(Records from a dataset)
+ + + +
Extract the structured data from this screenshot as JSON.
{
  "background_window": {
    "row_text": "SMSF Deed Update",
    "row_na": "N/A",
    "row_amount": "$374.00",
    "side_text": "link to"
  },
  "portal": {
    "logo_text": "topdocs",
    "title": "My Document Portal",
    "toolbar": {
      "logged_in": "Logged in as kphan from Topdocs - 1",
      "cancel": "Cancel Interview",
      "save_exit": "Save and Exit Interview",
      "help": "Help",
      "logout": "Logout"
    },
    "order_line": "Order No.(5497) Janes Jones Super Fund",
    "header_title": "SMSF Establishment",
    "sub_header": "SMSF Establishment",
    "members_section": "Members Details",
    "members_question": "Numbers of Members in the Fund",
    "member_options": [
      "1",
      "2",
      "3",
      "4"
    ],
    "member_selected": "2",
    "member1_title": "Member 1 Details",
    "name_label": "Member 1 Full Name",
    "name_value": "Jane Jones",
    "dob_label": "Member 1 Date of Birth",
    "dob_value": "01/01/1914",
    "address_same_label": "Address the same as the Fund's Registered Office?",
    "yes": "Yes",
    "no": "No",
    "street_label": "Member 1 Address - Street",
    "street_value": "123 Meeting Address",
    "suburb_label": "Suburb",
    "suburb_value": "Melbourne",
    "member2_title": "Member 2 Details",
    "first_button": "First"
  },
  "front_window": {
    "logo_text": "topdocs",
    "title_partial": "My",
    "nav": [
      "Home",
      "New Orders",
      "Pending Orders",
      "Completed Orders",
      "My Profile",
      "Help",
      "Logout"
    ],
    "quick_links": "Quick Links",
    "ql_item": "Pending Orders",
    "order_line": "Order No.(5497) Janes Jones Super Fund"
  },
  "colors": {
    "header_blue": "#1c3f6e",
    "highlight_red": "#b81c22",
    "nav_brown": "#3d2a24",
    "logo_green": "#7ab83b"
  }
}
+ + + +
**What you should do**. Write out the records above again, keeping each one identical to the original.

**Output for this task**.
Extract the structured data from this screenshot as JSON.
{
  "background_window": {
    "row_text": "SMSF Deed Update",
    "row_na": "N/A",
    "row_amount": "$374.00",
    "side_text": "link to"
  },
  "portal": {
    "logo_text": "topdocs",
    "title": "My Document Portal",
    "toolbar": {
      "logged_in": "Logged in as kphan from Topdocs - 1",
      "cancel": "Cancel Interview",
      "save_exit": "Save and Exit Interview",
      "help": "Help",
      "logout": "Logout"
    },
    "order_line": "Order No.(5497) Janes Jones Super Fund",
    "header_title": "SMSF Establishment",
    "sub_header": "SMSF Establishment",
    "members_section": "Members Details",
    "members_question": "Numbers of Members in the Fund",
    "member_options": [
      "1",
      "2",
      "3",
      "4"
    ],
    "member_selected": "2",
    "member1_title": "Member 1 Details",
    "name_label": "Member 1 Full Name",
    "name_value": "Jane Jones",
    "dob_label": "Member 1 Date of Birth",
    "dob_value": "01/01/1914",
    "address_same_label": "Address the same as the Fund's Registered Office?",
    "yes": "Yes",
    "no": "No",
    "street_label": "Member 1 Address - Street",
    "street_value": "123 Meeting Address",
    "suburb_label": "Suburb",
    "suburb_value": "Melbourne",
    "member2_title": "Member 2 Details",
    "first_button": "First"
  },
  "front_window": {
    "logo_text": "topdocs",
    "title_partial": "My",
    "nav": [
      "Home",
      "New Orders",
      "Pending Orders",
      "Completed Orders",
      "My Profile",
      "Help",
      "Logout"
    ],
    "quick_links": "Quick Links",
    "ql_item": "Pending Orders",
    "order_line": "Order No.(5497) Janes Jones Super Fund"
  },
  "colors": {
    "header_blue": "#1c3f6e",
    "highlight_red": "#b81c22",
    "nav_brown": "#3d2a24",
    "logo_green": "#7ab83b"
  }
}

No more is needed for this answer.